Set out each line from the following listing that includes the word "medium".
— Start RECORDS SHOWN —
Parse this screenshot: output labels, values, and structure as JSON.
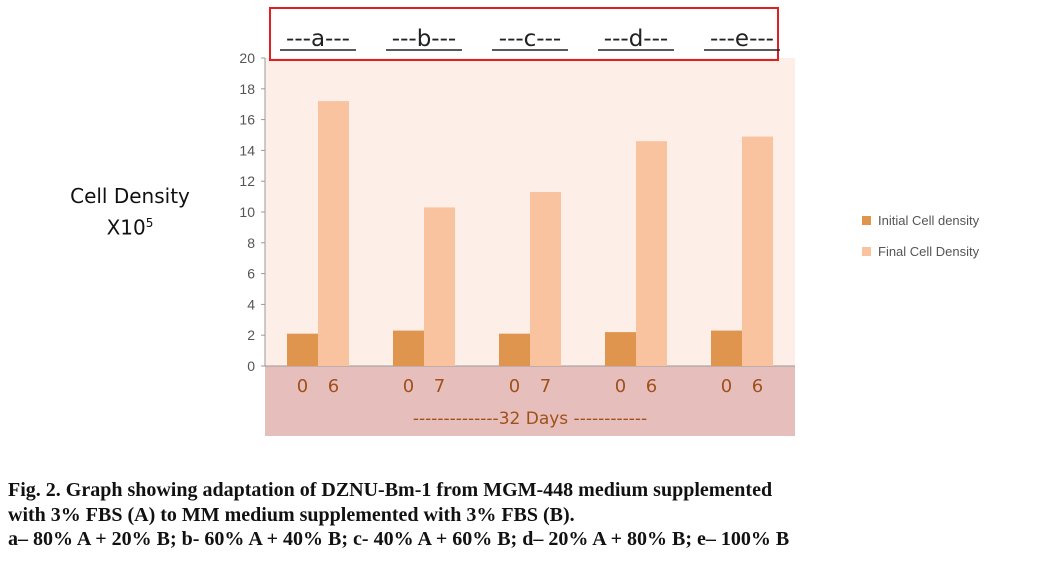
{
  "chart_data": {
    "type": "bar",
    "ylabel_line1": "Cell Density",
    "ylabel_line2": "X10",
    "ylabel_sup": "5",
    "ylim": [
      0,
      20
    ],
    "yticks": [
      "0",
      "2",
      "4",
      "6",
      "8",
      "10",
      "12",
      "14",
      "16",
      "18",
      "20"
    ],
    "groups": [
      "---a---",
      "---b---",
      "---c---",
      "---d---",
      "---e---"
    ],
    "x_tick_labels": [
      [
        "0",
        "6"
      ],
      [
        "0",
        "7"
      ],
      [
        "0",
        "7"
      ],
      [
        "0",
        "6"
      ],
      [
        "0",
        "6"
      ]
    ],
    "x_footer": "--------------32 Days ------------",
    "series": [
      {
        "name": "Initial Cell density",
        "color": "#e0954e",
        "values": [
          2.1,
          2.3,
          2.1,
          2.2,
          2.3
        ]
      },
      {
        "name": "Final Cell Density",
        "color": "#f9c3a0",
        "values": [
          17.2,
          10.3,
          11.3,
          14.6,
          14.9
        ]
      }
    ],
    "legend_position": "right",
    "grid": false,
    "colors": {
      "plot_bg": "#fdeee8",
      "xband_bg": "#e6bfbd",
      "highlight_box": "#e02020"
    }
  },
  "caption": {
    "line1": "Fig. 2. Graph showing adaptation of DZNU-Bm-1 from MGM-448 medium supplemented",
    "line2": "with 3% FBS (A) to MM medium supplemented with 3% FBS (B).",
    "line3": "a– 80% A + 20% B; b- 60% A + 40% B; c- 40% A + 60% B; d– 20% A + 80% B; e– 100% B"
  }
}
— End RECORDS SHOWN —
SOLVED EXERCISE:
    "line1": "Fig. 2. Graph showing adaptation of DZNU-Bm-1 from MGM-448 medium supplemented",
    "line2": "with 3% FBS (A) to MM medium supplemented with 3% FBS (B).",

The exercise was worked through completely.